• [EXERCISE REQUIREMENTS] Locate the string "manieren" in the listing below. Copy every line where it is found.

[Saved entries]
++++++++++

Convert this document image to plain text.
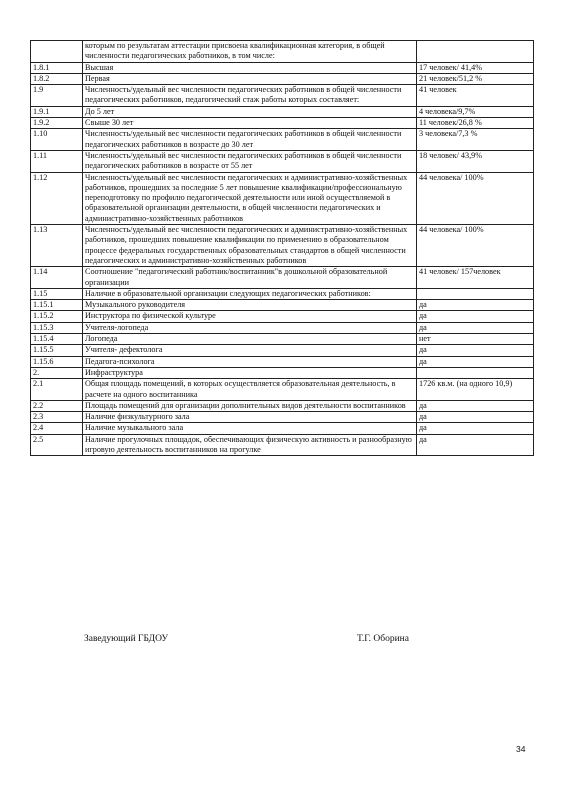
	которым по результатам аттестации присвоена квалификационная категория, в общей численности педагогических работников, в том числе:	
1.8.1	Высшая	17 человек/ 41,4%
1.8.2	Первая	21 человек/51,2 %
1.9	Численность/удельный вес численности педагогических работников в общей численности педагогических работников, педагогический стаж работы которых составляет:	41 человек
1.9.1	До 5 лет	4 человека/9,7%
1.9.2	Свыше 30 лет	11 человек/26,8 %
1.10	Численность/удельный вес численности педагогических работников в общей численности педагогических работников в возрасте до 30 лет	3 человека/7,3 %
1.11	Численность/удельный вес численности педагогических работников в общей численности педагогических работников в возрасте от 55 лет	18 человек/ 43,9%
1.12	Численность/удельный вес численности педагогических и административно-хозяйственных работников, прошедших за последние 5 лет повышение квалификации/профессиональную переподготовку по профилю педагогической деятельности или иной осуществляемой в образовательной организации деятельности, в общей численности педагогических и административно-хозяйственных работников	44 человека/ 100%
1.13	Численность/удельный вес численности педагогических и административно-хозяйственных работников, прошедших повышение квалификации по применению в образовательном процессе федеральных государственных образовательных стандартов в общей численности педагогических и административно-хозяйственных работников	44 человека/ 100%
1.14	Соотношение "педагогический работник/воспитанник"в дошкольной образовательной организации	41 человек/ 157человек
1.15	Наличие в образовательной организации следующих педагогических работников:	
1.15.1	Музыкального руководителя	да
1.15.2	Инструктора по физической культуре	да
1.15.3	Учителя-логопеда	да
1.15.4	Логопеда	нет
1.15.5	Учителя- дефектолога	да
1.15.6	Педагога-психолога	да
2.	Инфраструктура	
2.1	Общая площадь помещений, в которых осуществляется образовательная деятельность, в расчете на одного воспитанника	1726 кв.м. (на одного 10,9)
2.2	Площадь помещений для организации дополнительных видов деятельности воспитанников	да
2.3	Наличие физкультурного зала	да
2.4	Наличие музыкального зала	да
2.5	Наличие прогулочных площадок, обеспечивающих физическую активность и разнообразную игровую деятельность воспитанников на прогулке	да
Заведующий ГБДОУ	Т.Г. Оборина
34
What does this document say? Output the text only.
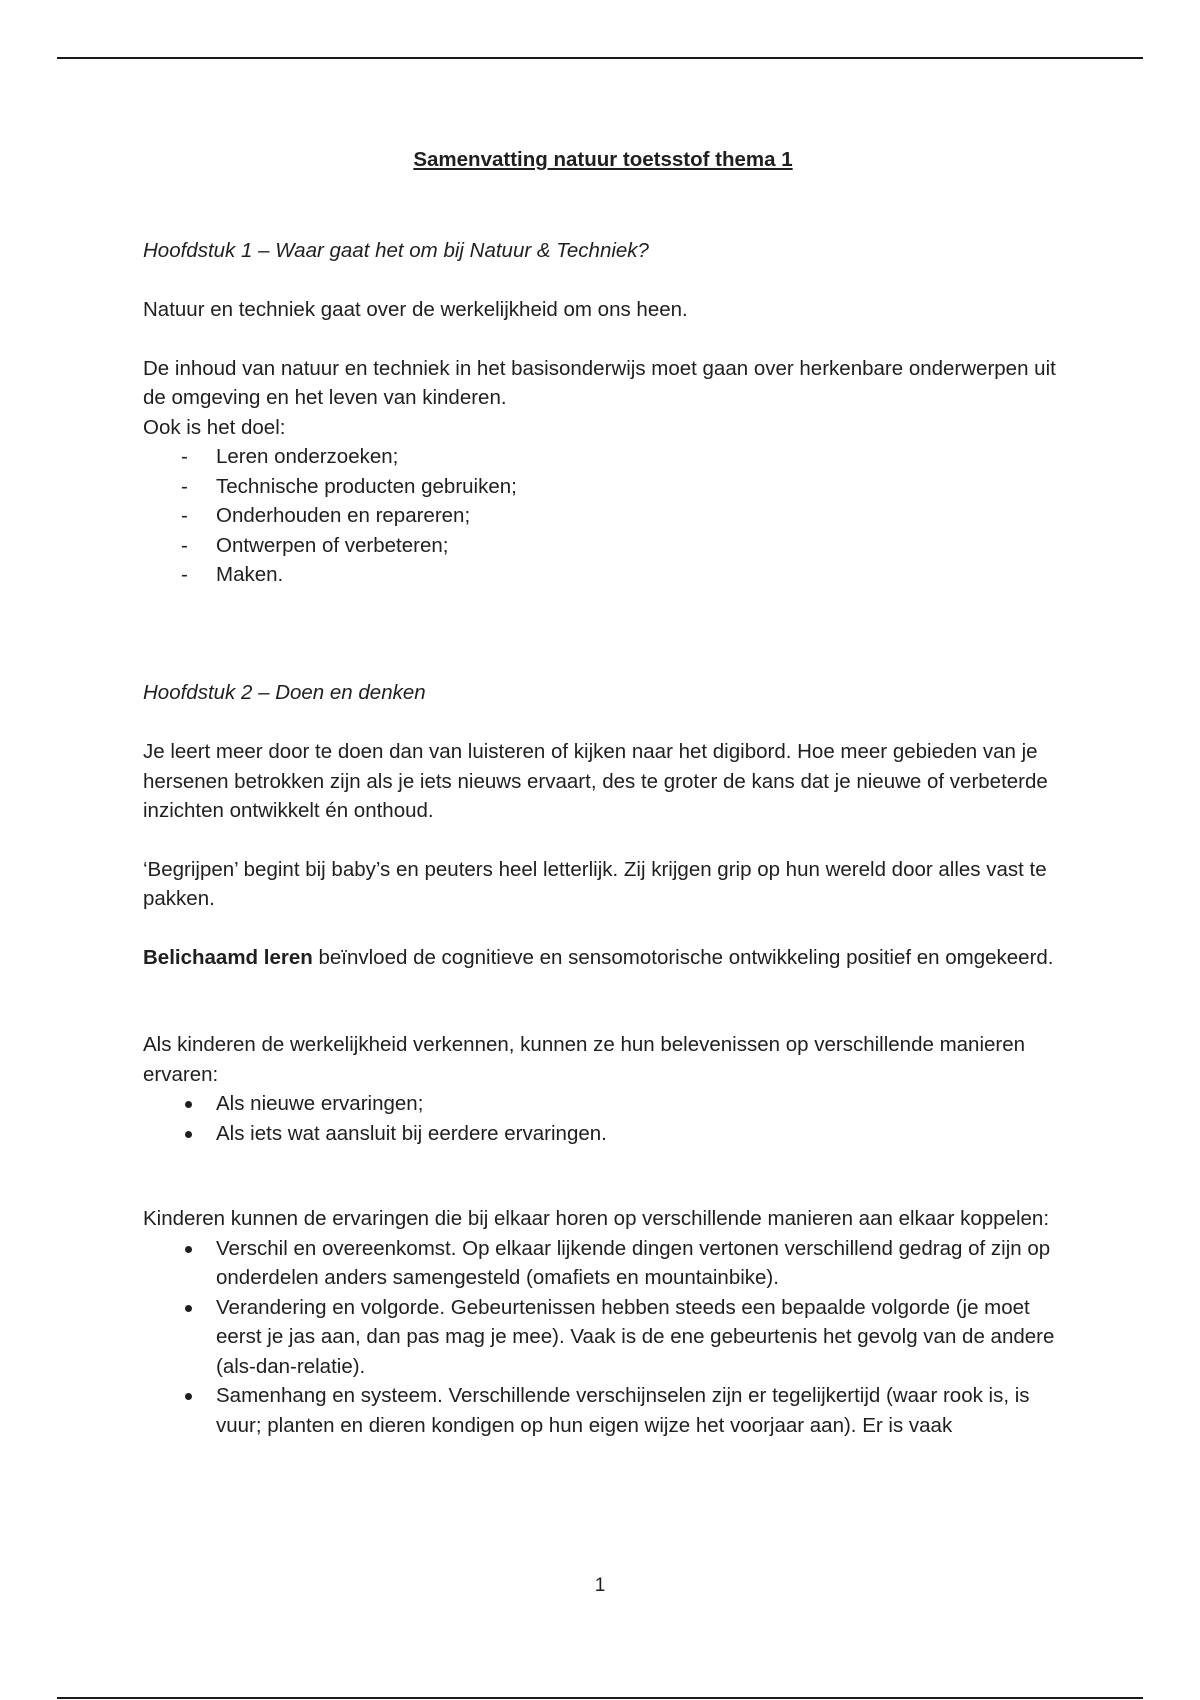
Samenvatting natuur toetsstof thema 1

Hoofdstuk 1 – Waar gaat het om bij Natuur & Techniek?

Natuur en techniek gaat over de werkelijkheid om ons heen.

De inhoud van natuur en techniek in het basisonderwijs moet gaan over herkenbare onderwerpen uit de omgeving en het leven van kinderen.

Ook is het doel:

- Leren onderzoeken;
- Technische producten gebruiken;
- Onderhouden en repareren;
- Ontwerpen of verbeteren;
- Maken.

Hoofdstuk 2 – Doen en denken

Je leert meer door te doen dan van luisteren of kijken naar het digibord. Hoe meer gebieden van je hersenen betrokken zijn als je iets nieuws ervaart, des te groter de kans dat je nieuwe of verbeterde inzichten ontwikkelt én onthoud.

‘Begrijpen’ begint bij baby’s en peuters heel letterlijk. Zij krijgen grip op hun wereld door alles vast te pakken.

Belichaamd leren beïnvloed de cognitieve en sensomotorische ontwikkeling positief en omgekeerd.

Als kinderen de werkelijkheid verkennen, kunnen ze hun belevenissen op verschillende manieren ervaren:

Als nieuwe ervaringen;
Als iets wat aansluit bij eerdere ervaringen.

Kinderen kunnen de ervaringen die bij elkaar horen op verschillende manieren aan elkaar koppelen:

Verschil en overeenkomst. Op elkaar lijkende dingen vertonen verschillend gedrag of zijn op onderdelen anders samengesteld (omafiets en mountainbike).
Verandering en volgorde. Gebeurtenissen hebben steeds een bepaalde volgorde (je moet eerst je jas aan, dan pas mag je mee). Vaak is de ene gebeurtenis het gevolg van de andere (als-dan-relatie).
Samenhang en systeem. Verschillende verschijnselen zijn er tegelijkertijd (waar rook is, is vuur; planten en dieren kondigen op hun eigen wijze het voorjaar aan). Er is vaak
1
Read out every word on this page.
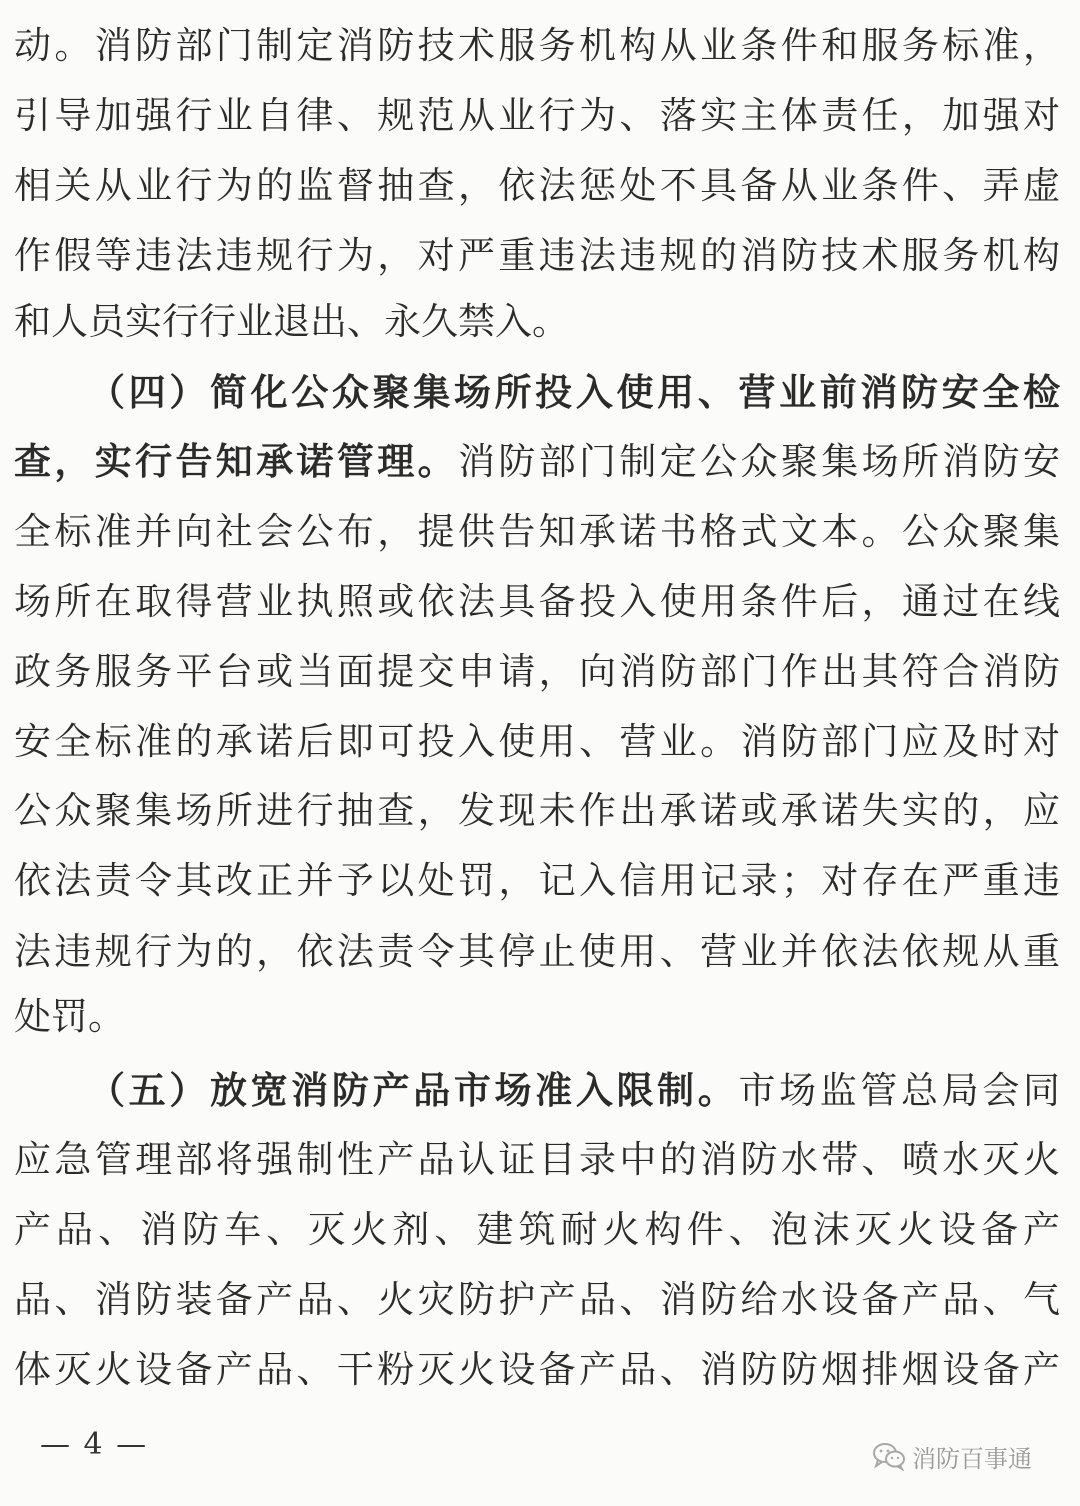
动。消防部门制定消防技术服务机构从业条件和服务标准，
引导加强行业自律、规范从业行为、落实主体责任，加强对
相关从业行为的监督抽查，依法惩处不具备从业条件、弄虚
作假等违法违规行为，对严重违法违规的消防技术服务机构
和人员实行行业退出、永久禁入。
（四）简化公众聚集场所投入使用、营业前消防安全检
查，实行告知承诺管理。消防部门制定公众聚集场所消防安
全标准并向社会公布，提供告知承诺书格式文本。公众聚集
场所在取得营业执照或依法具备投入使用条件后，通过在线
政务服务平台或当面提交申请，向消防部门作出其符合消防
安全标准的承诺后即可投入使用、营业。消防部门应及时对
公众聚集场所进行抽查，发现未作出承诺或承诺失实的，应
依法责令其改正并予以处罚，记入信用记录；对存在严重违
法违规行为的，依法责令其停止使用、营业并依法依规从重
处罚。
（五）放宽消防产品市场准入限制。市场监管总局会同
应急管理部将强制性产品认证目录中的消防水带、喷水灭火
产品、消防车、灭火剂、建筑耐火构件、泡沫灭火设备产
品、消防装备产品、火灾防护产品、消防给水设备产品、气
体灭火设备产品、干粉灭火设备产品、消防防烟排烟设备产
— 4 —	消防百事通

++++++++++

• [RESPONSE]
Als kinderen de werkelijkheid verkennen, kunnen ze hun belevenissen op verschillende manieren ervaren:
Kinderen kunnen de ervaringen die bij elkaar horen op verschillende manieren aan elkaar koppelen:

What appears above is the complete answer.